Data excerpts
** begin **
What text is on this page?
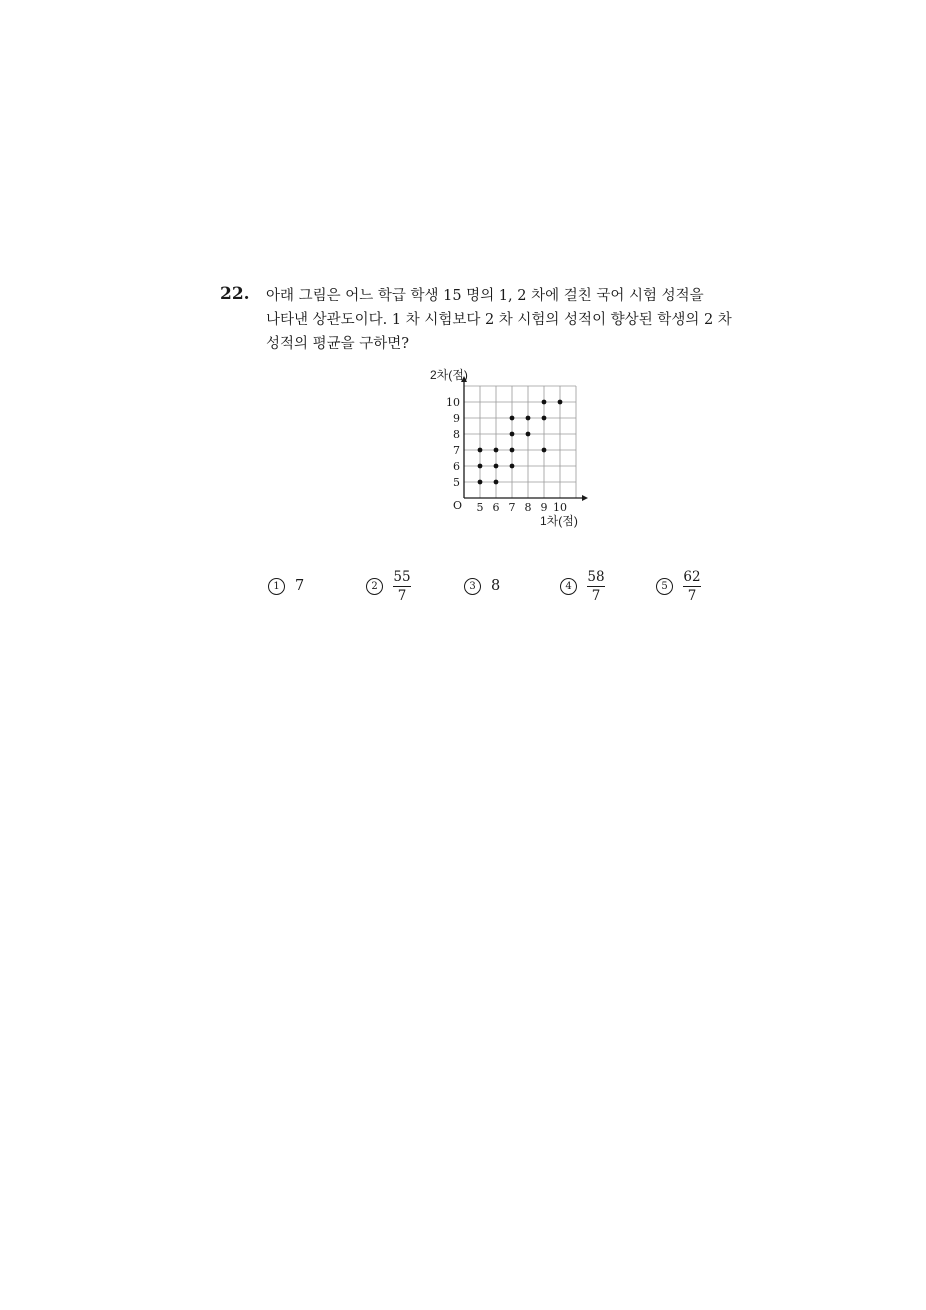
22. 아래 그림은 어느 학급 학생 15 명의 1, 2 차에 걸친 국어 시험 성적을
나타낸 상관도이다. 1 차 시험보다 2 차 시험의 성적이 향상된 학생의 2 차
성적의 평균을 구하면?
5 6 7 8 9 10
5
6
7
8
9
10
2차(점)
1차(점)
O
1	7	2	$\frac{55}{7}$	3	8	4	$\frac{58}{7}$	5	$\frac{62}{7}$
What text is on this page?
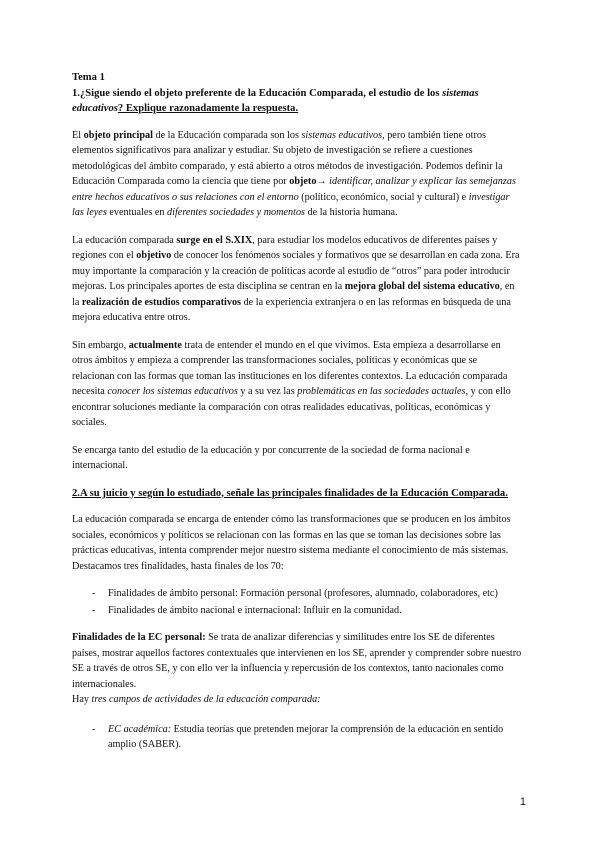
Tema 1

1.¿Sigue siendo el objeto preferente de la Educación Comparada, el estudio de los sistemas educativos? Explique razonadamente la respuesta.

El objeto principal de la Educación comparada son los sistemas educativos, pero también tiene otros elementos significativos para analizar y estudiar. Su objeto de investigación se refiere a cuestiones metodológicas del ámbito comparado, y está abierto a otros métodos de investigación. Podemos definir la Educación Comparada como la ciencia que tiene por objeto→ identificar, analizar y explicar las semejanzas entre hechos educativos o sus relaciones con el entorno (político, económico, social y cultural) e investigar las leyes eventuales en diferentes sociedades y momentos de la historia humana.

La educación comparada surge en el S.XIX, para estudiar los modelos educativos de diferentes países y regiones con el objetivo de conocer los fenómenos sociales y formativos que se desarrollan en cada zona. Era muy importante la comparación y la creación de políticas acorde al estudio de “otros” para poder introducir mejoras. Los principales aportes de esta disciplina se centran en la mejora global del sistema educativo, en la realización de estudios comparativos de la experiencia extranjera o en las reformas en búsqueda de una mejora educativa entre otros.

Sin embargo, actualmente trata de entender el mundo en el que vivimos. Esta empieza a desarrollarse en otros ámbitos y empieza a comprender las transformaciones sociales, políticas y económicas que se relacionan con las formas que toman las instituciones en los diferentes contextos. La educación comparada necesita conocer los sistemas educativos y a su vez las problemáticas en las sociedades actuales, y con ello encontrar soluciones mediante la comparación con otras realidades educativas, políticas, económicas y sociales.

Se encarga tanto del estudio de la educación y por concurrente de la sociedad de forma nacional e internacional.

2.A su juicio y según lo estudiado, señale las principales finalidades de la Educación Comparada.

La educación comparada se encarga de entender cómo las transformaciones que se producen en los ámbitos sociales, económicos y políticos se relacionan con las formas en las que se toman las decisiones sobre las prácticas educativas, intenta comprender mejor nuestro sistema mediante el conocimiento de más sistemas. Destacamos tres finalidades, hasta finales de los 70:

- Finalidades de ámbito personal: Formación personal (profesores, alumnado, colaboradores, etc)
- Finalidades de ámbito nacional e internacional: Influir en la comunidad.

Finalidades de la EC personal: Se trata de analizar diferencias y similitudes entre los SE de diferentes países, mostrar aquellos factores contextuales que intervienen en los SE, aprender y comprender sobre nuestro SE a través de otros SE, y con ello ver la influencia y repercusión de los contextos, tanto nacionales como internacionales.
Hay tres campos de actividades de la educación comparada:

- EC académica: Estudia teorías que pretenden mejorar la comprensión de la educación en sentido amplio (SABER).
1
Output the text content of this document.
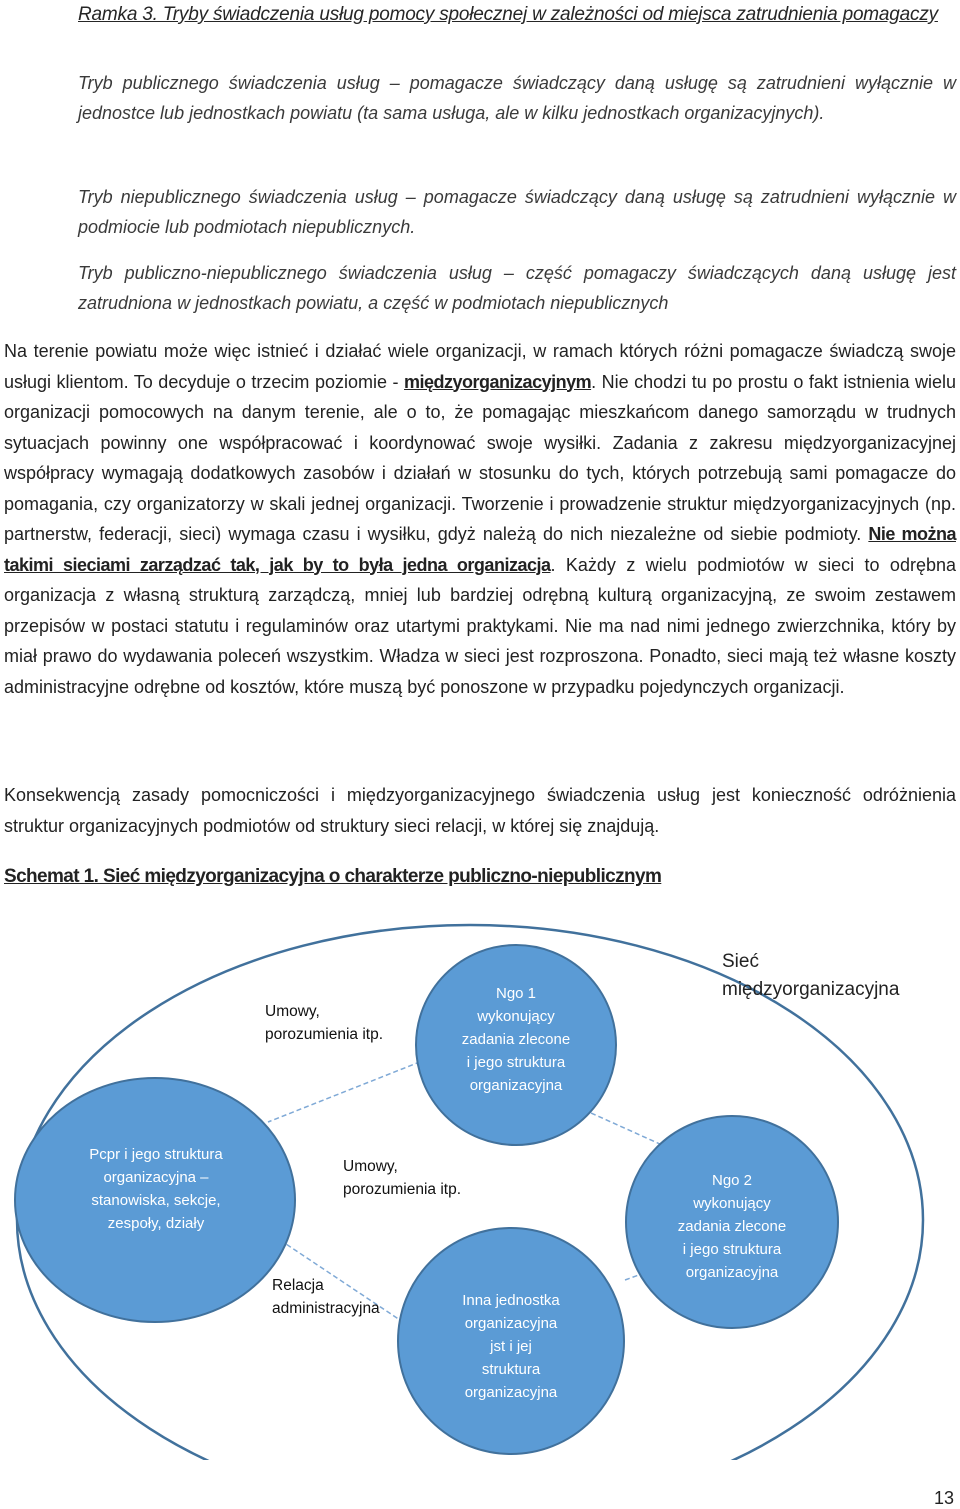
Ramka 3. Tryby świadczenia usług pomocy społecznej w zależności od miejsca zatrudnienia pomagaczy

Tryb publicznego świadczenia usług – pomagacze świadczący daną usługę są zatrudnieni wyłącznie w jednostce lub jednostkach powiatu (ta sama usługa, ale w kilku jednostkach organizacyjnych).

Tryb niepublicznego świadczenia usług – pomagacze świadczący daną usługę są zatrudnieni wyłącznie w podmiocie lub podmiotach niepublicznych.

Tryb publiczno-niepublicznego świadczenia usług – część pomagaczy świadczących daną usługę jest zatrudniona w jednostkach powiatu, a część w podmiotach niepublicznych

Na terenie powiatu może więc istnieć i działać wiele organizacji, w ramach których różni pomagacze świadczą swoje usługi klientom. To decyduje o trzecim poziomie - międzyorganizacyjnym. Nie chodzi tu po prostu o fakt istnienia wielu organizacji pomocowych na danym terenie, ale o to, że pomagając mieszkańcom danego samorządu w trudnych sytuacjach powinny one współpracować i koordynować swoje wysiłki. Zadania z zakresu międzyorganizacyjnej współpracy wymagają dodatkowych zasobów i działań w stosunku do tych, których potrzebują sami pomagacze do pomagania, czy organizatorzy w skali jednej organizacji. Tworzenie i prowadzenie struktur międzyorganizacyjnych (np. partnerstw, federacji, sieci) wymaga czasu i wysiłku, gdyż należą do nich niezależne od siebie podmioty. Nie można takimi sieciami zarządzać tak, jak by to była jedna organizacja. Każdy z wielu podmiotów w sieci to odrębna organizacja z własną strukturą zarządczą, mniej lub bardziej odrębną kulturą organizacyjną, ze swoim zestawem przepisów w postaci statutu i regulaminów oraz utartymi praktykami. Nie ma nad nimi jednego zwierzchnika, który by miał prawo do wydawania poleceń wszystkim. Władza w sieci jest rozproszona. Ponadto, sieci mają też własne koszty administracyjne odrębne od kosztów, które muszą być ponoszone w przypadku pojedynczych organizacji.

Konsekwencją zasady pomocniczości i międzyorganizacyjnego świadczenia usług jest konieczność odróżnienia struktur organizacyjnych podmiotów od struktury sieci relacji, w której się znajdują.

Schemat 1. Sieć międzyorganizacyjna o charakterze publiczno-niepublicznym
Sieć
międzyorganizacyjna
Ngo 1
wykonujący
zadania zlecone
i jego struktura
organizacyjna
Pcpr i jego struktura
organizacyjna –
stanowiska, sekcje,
zespoły, działy
Ngo 2
wykonujący
zadania zlecone
i jego struktura
organizacyjna
Inna jednostka
organizacyjna
jst i jej
struktura
organizacyjna
Umowy,
porozumienia itp.
Umowy,
porozumienia itp.
Relacja
administracyjna
13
** end **
(EXERCISE REQUIREMENTS): List the lines of the entries that include "Sieć".

(SOLVED EXERCISE):
Schemat 1. Sieć międzyorganizacyjna o charakterze publiczno-niepublicznym
Sieć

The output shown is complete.